Task directions ->
Please set down all the lines beneath this one exactly, without the pictures.
--- Start Dataset entries ---
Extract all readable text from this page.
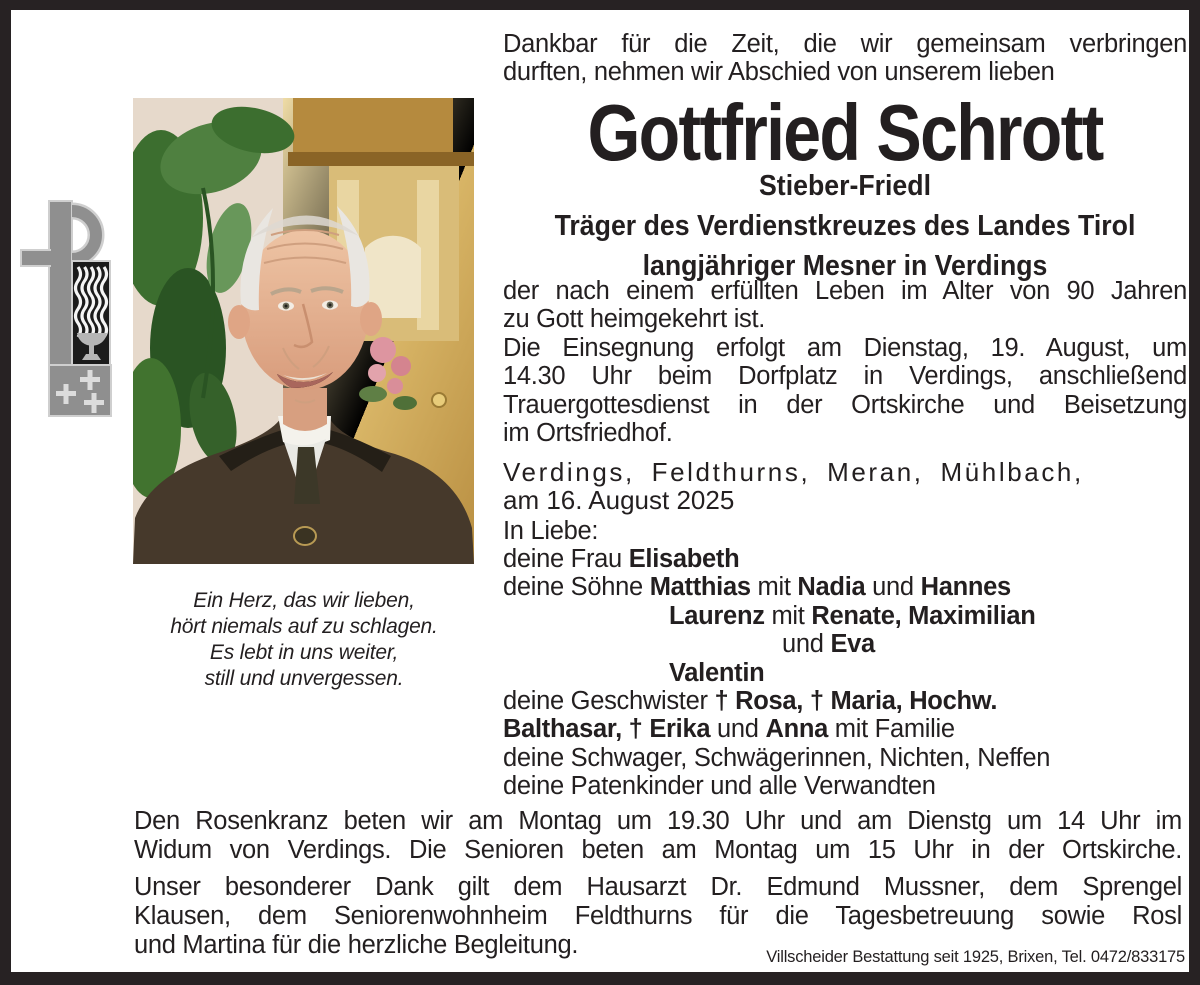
Ein Herz, das wir lieben,
hört niemals auf zu schlagen.
Es lebt in uns weiter,
still und unvergessen.
Dankbar für die Zeit, die wir gemeinsam verbringen
durften, nehmen wir Abschied von unserem lieben
Gottfried Schrott
Stieber-Friedl
Träger des Verdienstkreuzes des Landes Tirol
langjähriger Mesner in Verdings
der nach einem erfüllten Leben im Alter von 90 Jahren
zu Gott heimgekehrt ist.
Die Einsegnung erfolgt am Dienstag, 19. August, um
14.30 Uhr beim Dorfplatz in Verdings, anschließend
Trauergottesdienst in der Ortskirche und Beisetzung
im Ortsfriedhof.
Verdings, Feldthurns, Meran, Mühlbach,
am 16. August 2025
In Liebe:
deine Frau Elisabeth
deine Söhne Matthias mit Nadia und Hannes
Laurenz mit Renate, Maximilian
und Eva
Valentin
deine Geschwister † Rosa, † Maria, Hochw.
Balthasar, † Erika und Anna mit Familie
deine Schwager, Schwägerinnen, Nichten, Neffen
deine Patenkinder und alle Verwandten
Den Rosenkranz beten wir am Montag um 19.30 Uhr und am Dienstg um 14 Uhr im
Widum von Verdings. Die Senioren beten am Montag um 15 Uhr in der Ortskirche.
Unser besonderer Dank gilt dem Hausarzt Dr. Edmund Mussner, dem Sprengel
Klausen, dem Seniorenwohnheim Feldthurns für die Tagesbetreuung sowie Rosl
und Martina für die herzliche Begleitung.	Villscheider Bestattung seit 1925, Brixen, Tel. 0472/833175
--- End Dataset entries ---
Solved exercise ->
Extract all readable text from this page.
Ein Herz, das wir lieben,
hört niemals auf zu schlagen.
Es lebt in uns weiter,
still und unvergessen.
Dankbar für die Zeit, die wir gemeinsam verbringen
durften, nehmen wir Abschied von unserem lieben
Gottfried Schrott
Stieber-Friedl
Träger des Verdienstkreuzes des Landes Tirol
langjähriger Mesner in Verdings
der nach einem erfüllten Leben im Alter von 90 Jahren
zu Gott heimgekehrt ist.
Die Einsegnung erfolgt am Dienstag, 19. August, um
14.30 Uhr beim Dorfplatz in Verdings, anschließend
Trauergottesdienst in der Ortskirche und Beisetzung
im Ortsfriedhof.
Verdings, Feldthurns, Meran, Mühlbach,
am 16. August 2025
In Liebe:
deine Frau Elisabeth
deine Söhne Matthias mit Nadia und Hannes
Laurenz mit Renate, Maximilian
und Eva
Valentin
deine Geschwister † Rosa, † Maria, Hochw.
Balthasar, † Erika und Anna mit Familie
deine Schwager, Schwägerinnen, Nichten, Neffen
deine Patenkinder und alle Verwandten
Den Rosenkranz beten wir am Montag um 19.30 Uhr und am Dienstg um 14 Uhr im
Widum von Verdings. Die Senioren beten am Montag um 15 Uhr in der Ortskirche.
Unser besonderer Dank gilt dem Hausarzt Dr. Edmund Mussner, dem Sprengel
Klausen, dem Seniorenwohnheim Feldthurns für die Tagesbetreuung sowie Rosl
und Martina für die herzliche Begleitung.	Villscheider Bestattung seit 1925, Brixen, Tel. 0472/833175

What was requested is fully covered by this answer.